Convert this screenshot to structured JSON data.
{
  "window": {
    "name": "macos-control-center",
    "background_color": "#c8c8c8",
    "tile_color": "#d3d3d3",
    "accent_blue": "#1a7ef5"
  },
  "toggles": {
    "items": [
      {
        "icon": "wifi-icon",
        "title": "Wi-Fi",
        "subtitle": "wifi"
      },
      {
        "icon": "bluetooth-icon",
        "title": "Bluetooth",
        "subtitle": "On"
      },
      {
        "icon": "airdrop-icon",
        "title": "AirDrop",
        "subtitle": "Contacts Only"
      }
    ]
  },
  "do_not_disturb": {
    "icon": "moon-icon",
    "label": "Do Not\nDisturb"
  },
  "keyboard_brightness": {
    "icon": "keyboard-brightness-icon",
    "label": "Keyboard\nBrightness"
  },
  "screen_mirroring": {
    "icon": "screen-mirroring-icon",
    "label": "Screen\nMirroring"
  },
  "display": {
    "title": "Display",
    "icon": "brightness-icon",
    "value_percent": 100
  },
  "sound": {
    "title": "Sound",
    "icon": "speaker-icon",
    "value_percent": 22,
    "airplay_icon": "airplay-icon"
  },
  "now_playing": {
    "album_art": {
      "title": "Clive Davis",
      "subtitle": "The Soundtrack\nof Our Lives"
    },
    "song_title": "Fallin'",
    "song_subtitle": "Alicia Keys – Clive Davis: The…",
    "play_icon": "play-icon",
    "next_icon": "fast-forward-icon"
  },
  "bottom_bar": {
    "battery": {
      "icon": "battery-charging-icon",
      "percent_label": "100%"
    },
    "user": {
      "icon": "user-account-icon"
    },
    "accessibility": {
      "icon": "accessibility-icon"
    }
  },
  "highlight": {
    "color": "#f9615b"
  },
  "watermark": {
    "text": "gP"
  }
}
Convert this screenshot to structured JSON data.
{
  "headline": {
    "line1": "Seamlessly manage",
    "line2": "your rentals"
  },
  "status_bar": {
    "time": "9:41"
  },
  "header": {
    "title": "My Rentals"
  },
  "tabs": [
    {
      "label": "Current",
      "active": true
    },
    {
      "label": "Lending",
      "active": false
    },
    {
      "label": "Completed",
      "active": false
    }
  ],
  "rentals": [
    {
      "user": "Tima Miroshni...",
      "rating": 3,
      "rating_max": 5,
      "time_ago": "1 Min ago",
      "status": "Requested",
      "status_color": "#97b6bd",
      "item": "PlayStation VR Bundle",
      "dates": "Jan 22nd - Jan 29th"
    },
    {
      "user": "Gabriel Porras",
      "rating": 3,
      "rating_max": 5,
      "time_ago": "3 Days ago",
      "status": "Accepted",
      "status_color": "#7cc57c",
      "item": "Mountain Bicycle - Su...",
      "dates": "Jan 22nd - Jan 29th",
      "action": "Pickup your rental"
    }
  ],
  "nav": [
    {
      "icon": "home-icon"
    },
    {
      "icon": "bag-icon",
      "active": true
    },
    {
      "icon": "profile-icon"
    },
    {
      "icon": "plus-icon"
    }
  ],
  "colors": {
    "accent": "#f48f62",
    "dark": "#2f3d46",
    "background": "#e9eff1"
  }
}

☆ ☆ ☆ ☆

> **INSTRUCTIONS FOR THE TASK**: Quote the material exactly, leaving nothing out.

> **FULL ANSWER**:
Convert this screenshot to structured JSON data.
{
  "window": {
    "name": "macos-control-center",
    "background_color": "#c8c8c8",
    "tile_color": "#d3d3d3",
    "accent_blue": "#1a7ef5"
  },
  "toggles": {
    "items": [
      {
        "icon": "wifi-icon",
        "title": "Wi-Fi",
        "subtitle": "wifi"
      },
      {
        "icon": "bluetooth-icon",
        "title": "Bluetooth",
        "subtitle": "On"
      },
      {
        "icon": "airdrop-icon",
        "title": "AirDrop",
        "subtitle": "Contacts Only"
      }
    ]
  },
  "do_not_disturb": {
    "icon": "moon-icon",
    "label": "Do Not\nDisturb"
  },
  "keyboard_brightness": {
    "icon": "keyboard-brightness-icon",
    "label": "Keyboard\nBrightness"
  },
  "screen_mirroring": {
    "icon": "screen-mirroring-icon",
    "label": "Screen\nMirroring"
  },
  "display": {
    "title": "Display",
    "icon": "brightness-icon",
    "value_percent": 100
  },
  "sound": {
    "title": "Sound",
    "icon": "speaker-icon",
    "value_percent": 22,
    "airplay_icon": "airplay-icon"
  },
  "now_playing": {
    "album_art": {
      "title": "Clive Davis",
      "subtitle": "The Soundtrack\nof Our Lives"
    },
    "song_title": "Fallin'",
    "song_subtitle": "Alicia Keys – Clive Davis: The…",
    "play_icon": "play-icon",
    "next_icon": "fast-forward-icon"
  },
  "bottom_bar": {
    "battery": {
      "icon": "battery-charging-icon",
      "percent_label": "100%"
    },
    "user": {
      "icon": "user-account-icon"
    },
    "accessibility": {
      "icon": "accessibility-icon"
    }
  },
  "highlight": {
    "color": "#f9615b"
  },
  "watermark": {
    "text": "gP"
  }
}
Convert this screenshot to structured JSON data.
{
  "headline": {
    "line1": "Seamlessly manage",
    "line2": "your rentals"
  },
  "status_bar": {
    "time": "9:41"
  },
  "header": {
    "title": "My Rentals"
  },
  "tabs": [
    {
      "label": "Current",
      "active": true
    },
    {
      "label": "Lending",
      "active": false
    },
    {
      "label": "Completed",
      "active": false
    }
  ],
  "rentals": [
    {
      "user": "Tima Miroshni...",
      "rating": 3,
      "rating_max": 5,
      "time_ago": "1 Min ago",
      "status": "Requested",
      "status_color": "#97b6bd",
      "item": "PlayStation VR Bundle",
      "dates": "Jan 22nd - Jan 29th"
    },
    {
      "user": "Gabriel Porras",
      "rating": 3,
      "rating_max": 5,
      "time_ago": "3 Days ago",
      "status": "Accepted",
      "status_color": "#7cc57c",
      "item": "Mountain Bicycle - Su...",
      "dates": "Jan 22nd - Jan 29th",
      "action": "Pickup your rental"
    }
  ],
  "nav": [
    {
      "icon": "home-icon"
    },
    {
      "icon": "bag-icon",
      "active": true
    },
    {
      "icon": "profile-icon"
    },
    {
      "icon": "plus-icon"
    }
  ],
  "colors": {
    "accent": "#f48f62",
    "dark": "#2f3d46",
    "background": "#e9eff1"
  }
}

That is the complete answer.